### EXCERTO FORNECIDO
____________

Embora os mundos do comércio e da arte tenham uma relação frequentemente difícil, mirando-se mutuamente com uma mistura de paranóia e desprezo, senti que seria grosseiro da minha parte declinar investigar a oferta que me foi feita simplesmente porque a companhia de ela onde veio administra áreas de restauração no lado ar e é anfitriã de tecnologias provavelmente causadoras da subida da temperatura do planeta. Sem dúvida que a companhia tem alguns esqueletos no armário, resultantes do seu desejo intermitente de despejar cimento em aldeias ancestrais e da sua perícia em nos encorajar a circum-navegar o globo em viagens desnecessárias, carregados com sacos de Johnnie Walker e ursos de peluche vestidos como guardas da rainha britânica.

Mas, já que o meu próprio armário também não está inteiramente isento de esqueletos, quem sou eu para julgar os outros? Entendi que o dinheiro acumulado no campo de batalha ou no mercado poderia muito bem ser redirigido para fins estéticos mais elevados. Pensei em como impacientes estadistas da Antiga Grécia gastavam os espólios de guerra na construção de templos dedicados a Atena e cruéis nobres da Renascença encomendavam alegremente delicados frescos em honra da Primavera.

Para além disso, mais prosaicamente, as mudanças tecnológicas pareciam estar a pôr fim a um longo e abençoado interlúdio, durante o qual os escritores conseguiram sobreviver com a venda dos seus livros a um público mais vasto, ameaçando o regresso de uma situação de inquietante dependência da generosidade de patrocinadores individuais. Ao contemplar o que poderia significar ser empregado por um aeroporto, animei-me com o exemplo do filósofo do século XVII Thomas Hobbes, que não se importou absolutamente nada de escrever os seus livros enquanto esteve a soldo dos condes de Devonshire, fazendo-lhes regularmente pomposas declarações nos seus tratados e até aceitando como prenda um pequeno quarto junto ao vestíbulo da casa dos mesmos em Devonshire, o Palácio de Hardwick. «Com toda a humildade, ofereço o meu livro a V. Senhoria», escreveu o mais subtil dos politicólogos ingleses ao arrogante William Devonshire ao apresentar-lhe o tratado De Cive, em 1642. «Que o Deus celeste lhe conceda muitos dias na sua passagem pela terra e muitos mais na Jerusalém paradisíaca.»

____________

### DADOS REGISTADOS
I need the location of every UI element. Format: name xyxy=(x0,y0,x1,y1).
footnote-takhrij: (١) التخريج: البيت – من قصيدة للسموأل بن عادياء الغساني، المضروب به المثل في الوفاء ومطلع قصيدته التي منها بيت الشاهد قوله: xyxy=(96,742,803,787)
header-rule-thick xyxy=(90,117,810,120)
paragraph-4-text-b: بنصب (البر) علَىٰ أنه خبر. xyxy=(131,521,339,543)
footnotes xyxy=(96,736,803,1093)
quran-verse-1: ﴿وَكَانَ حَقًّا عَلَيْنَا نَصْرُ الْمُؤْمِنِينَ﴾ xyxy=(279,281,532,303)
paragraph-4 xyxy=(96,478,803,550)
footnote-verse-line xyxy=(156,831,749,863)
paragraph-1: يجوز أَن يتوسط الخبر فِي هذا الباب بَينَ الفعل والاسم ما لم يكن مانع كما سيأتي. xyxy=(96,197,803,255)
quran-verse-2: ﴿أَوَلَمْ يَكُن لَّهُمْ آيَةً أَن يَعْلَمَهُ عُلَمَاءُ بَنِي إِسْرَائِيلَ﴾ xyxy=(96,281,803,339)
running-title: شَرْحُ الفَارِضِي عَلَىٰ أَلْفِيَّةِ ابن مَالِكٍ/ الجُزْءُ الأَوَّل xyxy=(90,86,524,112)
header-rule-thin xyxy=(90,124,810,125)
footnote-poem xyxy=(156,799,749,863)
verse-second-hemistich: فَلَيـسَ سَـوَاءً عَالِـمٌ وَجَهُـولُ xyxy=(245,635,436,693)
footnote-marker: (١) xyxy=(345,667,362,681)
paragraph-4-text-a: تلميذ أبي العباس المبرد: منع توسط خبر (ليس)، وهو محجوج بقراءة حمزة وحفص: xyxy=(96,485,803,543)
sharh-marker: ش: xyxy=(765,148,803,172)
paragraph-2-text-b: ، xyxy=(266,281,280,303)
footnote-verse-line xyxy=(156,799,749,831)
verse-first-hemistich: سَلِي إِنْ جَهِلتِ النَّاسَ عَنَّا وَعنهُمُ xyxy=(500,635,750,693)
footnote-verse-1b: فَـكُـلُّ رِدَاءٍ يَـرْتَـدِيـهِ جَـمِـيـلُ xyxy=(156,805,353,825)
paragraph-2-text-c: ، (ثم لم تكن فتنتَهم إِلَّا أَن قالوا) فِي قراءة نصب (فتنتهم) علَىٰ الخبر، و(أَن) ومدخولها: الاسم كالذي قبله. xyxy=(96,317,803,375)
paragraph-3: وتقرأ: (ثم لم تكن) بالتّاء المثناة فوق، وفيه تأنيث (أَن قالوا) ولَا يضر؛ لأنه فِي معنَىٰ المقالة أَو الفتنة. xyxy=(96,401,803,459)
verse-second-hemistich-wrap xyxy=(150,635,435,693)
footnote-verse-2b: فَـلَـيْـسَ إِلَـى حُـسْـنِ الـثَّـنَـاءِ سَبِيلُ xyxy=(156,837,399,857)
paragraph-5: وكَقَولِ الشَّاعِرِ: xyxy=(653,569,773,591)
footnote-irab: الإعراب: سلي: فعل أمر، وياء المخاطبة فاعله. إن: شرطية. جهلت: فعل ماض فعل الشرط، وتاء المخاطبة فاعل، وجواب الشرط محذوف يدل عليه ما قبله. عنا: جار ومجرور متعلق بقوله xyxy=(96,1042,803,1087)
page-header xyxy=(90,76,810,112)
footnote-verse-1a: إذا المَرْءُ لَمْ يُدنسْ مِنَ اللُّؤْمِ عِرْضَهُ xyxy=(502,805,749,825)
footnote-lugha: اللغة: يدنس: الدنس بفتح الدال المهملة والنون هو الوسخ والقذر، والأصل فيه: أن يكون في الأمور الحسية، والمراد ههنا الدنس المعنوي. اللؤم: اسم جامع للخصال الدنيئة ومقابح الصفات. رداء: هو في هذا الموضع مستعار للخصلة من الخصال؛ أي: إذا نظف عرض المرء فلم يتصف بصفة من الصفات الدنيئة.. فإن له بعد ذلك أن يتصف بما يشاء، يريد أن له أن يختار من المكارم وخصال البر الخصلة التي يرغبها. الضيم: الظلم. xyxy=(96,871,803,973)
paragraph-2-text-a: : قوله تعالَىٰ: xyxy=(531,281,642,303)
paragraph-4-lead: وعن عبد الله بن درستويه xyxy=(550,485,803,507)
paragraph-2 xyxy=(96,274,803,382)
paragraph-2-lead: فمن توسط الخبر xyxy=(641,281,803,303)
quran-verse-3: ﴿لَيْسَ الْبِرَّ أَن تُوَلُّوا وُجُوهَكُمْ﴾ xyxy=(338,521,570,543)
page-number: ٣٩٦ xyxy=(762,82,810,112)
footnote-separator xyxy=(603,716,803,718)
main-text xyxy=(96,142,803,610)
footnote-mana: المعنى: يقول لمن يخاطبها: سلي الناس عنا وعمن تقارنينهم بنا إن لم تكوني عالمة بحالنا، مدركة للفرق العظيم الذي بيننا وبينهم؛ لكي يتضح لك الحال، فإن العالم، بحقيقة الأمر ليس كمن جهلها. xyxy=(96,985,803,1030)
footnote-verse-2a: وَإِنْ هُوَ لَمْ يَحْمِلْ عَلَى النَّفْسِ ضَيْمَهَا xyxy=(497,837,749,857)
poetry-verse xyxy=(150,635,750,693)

____________

### OBJETIVOS
A) Traduza para inglês esta frase do excerto sobre comércio e arte: «Mas, já que o meu próprio armário também não está inteiramente isento de esqueletos, quem sou eu para julgar os outros?»
B) Prossiga o excerto sobre comércio e arte, escrevendo o trecho que se segue à sua última frase.
Não é preciso recorrer ao material.

### RESULTADOS POR TAREFA
A) But since my own closet is not entirely free of skeletons either, who am I to judge others?

B)
Em contraste, o meu patrono, Colin Matthews, director-geral da BAA, a proprietária do aeroporto de Heathrow, foi um dos patrões menos exigentes. Não me pediu nada, nem uma dedicatória, nem mesmo uma modesta referência às suas perspectivas no outro mundo. O seu pessoal chegou ao ponto de me dar licença explícita para ser inclemente quanto às actividades do aeroporto. Com tanta liberdade, senti estar a beneficiar de uma tradição segundo a qual um mercador rico enceta uma relação com um artista absolutamente preparado para que este se comporte como um bandido; não espera boas maneiras, ele sabe, e está semideliciado com a ideia de que o seu babuíno preferido partirá a louça. É precisamente nessa tolerância que reside a melhor prova do seu poder.